> **WHAT YOU ARE ASKED TO DO**
Records follow. Select each line holding "JSON".

Stored dataset items
-- START --

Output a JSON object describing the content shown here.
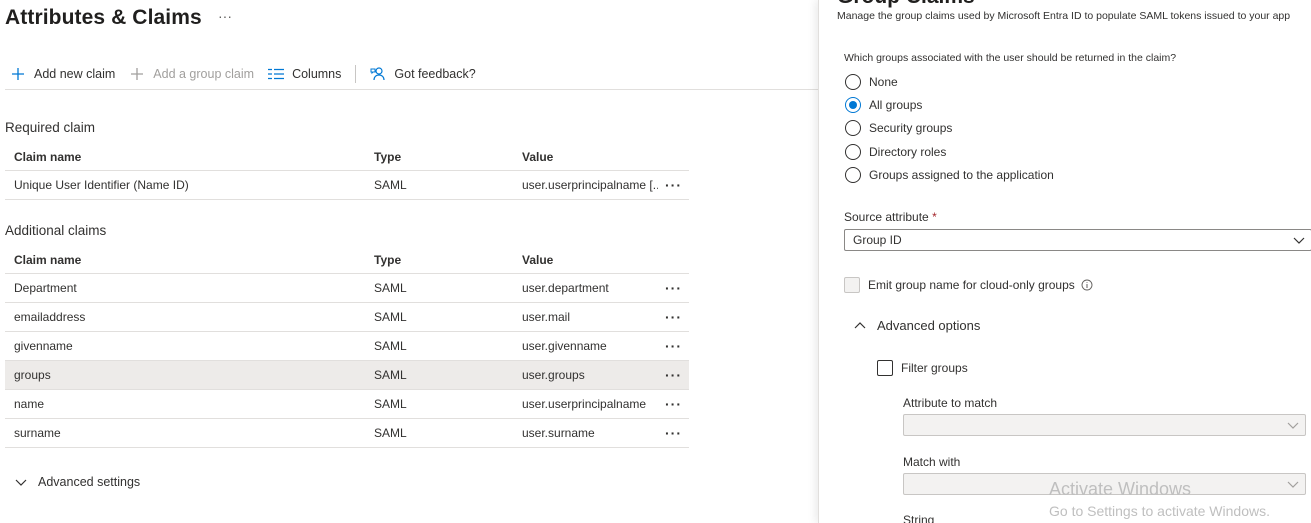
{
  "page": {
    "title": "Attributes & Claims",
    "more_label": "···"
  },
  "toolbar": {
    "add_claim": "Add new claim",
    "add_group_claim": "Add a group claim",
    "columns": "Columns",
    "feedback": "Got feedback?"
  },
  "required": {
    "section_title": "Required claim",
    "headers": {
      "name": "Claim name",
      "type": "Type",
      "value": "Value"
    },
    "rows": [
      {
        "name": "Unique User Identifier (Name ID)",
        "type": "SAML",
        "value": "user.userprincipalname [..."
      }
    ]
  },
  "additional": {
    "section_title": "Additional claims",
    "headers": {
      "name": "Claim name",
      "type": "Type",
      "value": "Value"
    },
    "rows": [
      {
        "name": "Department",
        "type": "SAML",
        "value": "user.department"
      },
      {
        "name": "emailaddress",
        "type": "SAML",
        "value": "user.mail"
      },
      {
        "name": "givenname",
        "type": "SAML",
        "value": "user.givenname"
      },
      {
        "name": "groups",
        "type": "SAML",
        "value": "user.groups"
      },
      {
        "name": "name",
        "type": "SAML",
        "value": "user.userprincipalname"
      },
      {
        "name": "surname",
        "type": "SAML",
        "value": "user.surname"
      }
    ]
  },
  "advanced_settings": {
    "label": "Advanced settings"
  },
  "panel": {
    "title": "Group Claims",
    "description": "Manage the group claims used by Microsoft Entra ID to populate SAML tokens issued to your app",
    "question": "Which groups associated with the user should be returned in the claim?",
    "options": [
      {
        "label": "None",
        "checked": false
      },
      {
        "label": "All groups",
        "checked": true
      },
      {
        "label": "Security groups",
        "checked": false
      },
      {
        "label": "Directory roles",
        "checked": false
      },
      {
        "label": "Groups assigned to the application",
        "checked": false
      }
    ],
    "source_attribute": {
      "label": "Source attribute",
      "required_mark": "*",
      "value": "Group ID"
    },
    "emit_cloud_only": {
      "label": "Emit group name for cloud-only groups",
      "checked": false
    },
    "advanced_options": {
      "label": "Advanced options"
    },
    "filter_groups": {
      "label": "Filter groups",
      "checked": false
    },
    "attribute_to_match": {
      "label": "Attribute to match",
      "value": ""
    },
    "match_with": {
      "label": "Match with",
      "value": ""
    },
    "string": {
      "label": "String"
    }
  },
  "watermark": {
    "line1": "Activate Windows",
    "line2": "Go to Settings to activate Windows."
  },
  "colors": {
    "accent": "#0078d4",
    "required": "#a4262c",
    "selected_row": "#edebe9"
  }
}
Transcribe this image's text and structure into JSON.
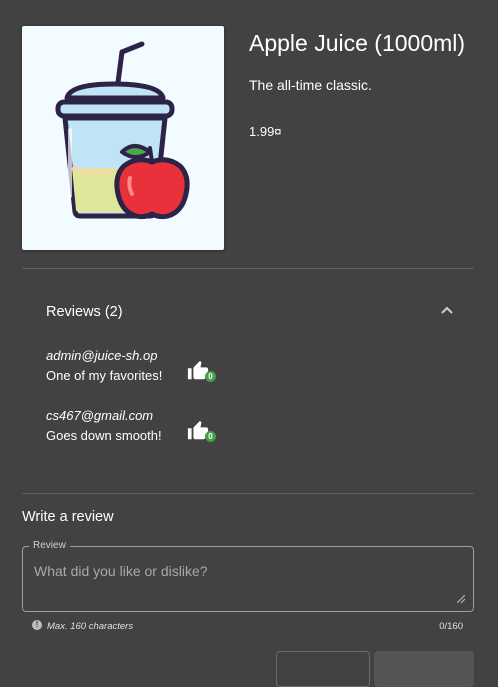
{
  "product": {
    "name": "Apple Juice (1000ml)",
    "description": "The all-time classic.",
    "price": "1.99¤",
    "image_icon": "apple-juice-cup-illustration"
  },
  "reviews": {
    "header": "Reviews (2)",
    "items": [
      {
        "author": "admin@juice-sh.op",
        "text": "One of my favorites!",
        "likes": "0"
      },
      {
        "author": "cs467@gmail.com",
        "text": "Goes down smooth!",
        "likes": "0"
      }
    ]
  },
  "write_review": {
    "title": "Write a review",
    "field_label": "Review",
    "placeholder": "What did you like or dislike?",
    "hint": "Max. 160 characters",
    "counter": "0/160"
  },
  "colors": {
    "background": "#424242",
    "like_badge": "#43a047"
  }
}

-- END --

> **EXERCISE RESPONSE**
Output a JSON object describing the content shown here.
Transcribe this image's text and structure into JSON.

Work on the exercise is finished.